#### Ejercicio breve 1
En el texto sobre los sueños recurrentes, ¿qué se había hecho en el sueño que despertó al narrador hace unas noches?
#### Ejercicio breve 2
Reproduce fielmente el fragmento del texto sobre los sueños recurrentes comprendido entre "Con los años" y "una tremenda tragedia.", ambos incluidos.

#### Texto proporcionado
* * * * * * * * *

Con los años he ido comprobando que tengo algunos tipos recurrentes de sueños incómodos, de esos que me despiertan. No es que la trama de todos ellos sea la misma. No, los acontecimientos de las historias suelen ser distintos entre sí (será que a mi subconsciente no le gusta repetir pelis ya proyectadas), pero se mantiene una misma estructura. Por eso los agrupo por tipos; por eso digo que sueño recurrentemente los mismos tipos de sueños.

Uno de estos sueños-tipo podría caracterizarse por la presencia agobiante de lo irremediable. El común denominador de todas sus variantes es que ha ocurrido algo (normalmente lo he hecho yo mismo) y ya no se puede volver atrás. Por ejemplo, hace unas noches, en el sueño que me despertó había apretado el disparador de un misil y sabía con absoluta certeza que en brevísimos instantes se produciría una tremenda tragedia.

Ese algo irremediable, lo que sea, muy tonto o infantil las más de las veces, sé que va a ocurrir por mucho que me empeñe en evitarlo. Normalmente, durante el sueño, no llega a suceder el efecto catastrófico pero ya ha sido, ya ha pasado el acto causal. O sea, ya he apretado el botón; aún no ha explotado el misil (incluso tal vez no ha despegado) pero es inevitable que lo haga, ya nada puede impedir la tragedia.

Digamos que la duración del sueño se enmarca en el periodo temporal entre el acto y su efecto. Da igual que dicho lapso pueda ser brevísimo, instantáneo incluso. Mi sueño, mientras dura, transcurre en ese corto plazo que en la realidad onírica podría llegar a ser eterno. En realidad, el sueño consiste en un esfuerzo obsesivo de repasar la sucesión de acontecimientos (aunque casi nunca llego a “ver” ningún acto distinto del fatal) con la vana pretensión de descubrir dónde podría romper esa cadena que se enlaza inexorablemente hacia el desastre. Sin éxito, claro.

Lo gracioso –por llamarlo así– es que mientras sueño sé perfectamente que ese intento de cambiar lo que ya ha pasado es inútil. Y la conciencia de inexorabilidad se traduce en una angustia opresiva que es la que convierte el sueño en pesadilla. Pero, a la vez, parte de mí sabe que estoy soñando,
y discute conmigo mismo, con la parte que se cree que el sueño es real, para convencerlo(me) de ello y así aminorar la angustia. La pelea acaba con mi despertar, acordándome más o menos del argumento del sueño y, por supuesto, con la agobiante sensación de angustia, que tarda en quitárseme.

* * * * * * * * *

#### Líneas de datos

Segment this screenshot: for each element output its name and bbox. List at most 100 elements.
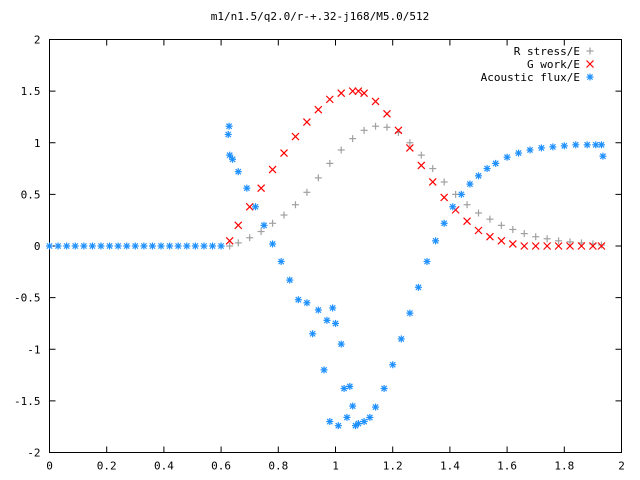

* * * * * * * * *

#### Resultado correcto 1
Se había apretado el disparador de un misil.

#### Resultado correcto 2
Con los años he ido comprobando que tengo algunos tipos recurrentes de sueños incómodos, de esos que me despiertan. No es que la trama de todos ellos sea la misma. No, los acontecimientos de las historias suelen ser distintos entre sí (será que a mi subconsciente no le gusta repetir pelis ya proyectadas), pero se mantiene una misma estructura. Por eso los agrupo por tipos; por eso digo que sueño recurrentemente los mismos tipos de sueños.

Uno de estos sueños-tipo podría caracterizarse por la presencia agobiante de lo irremediable. El común denominador de todas sus variantes es que ha ocurrido algo (normalmente lo he hecho yo mismo) y ya no se puede volver atrás. Por ejemplo, hace unas noches, en el sueño que me despertó había apretado el disparador de un misil y sabía con absoluta certeza que en brevísimos instantes se produciría una tremenda tragedia.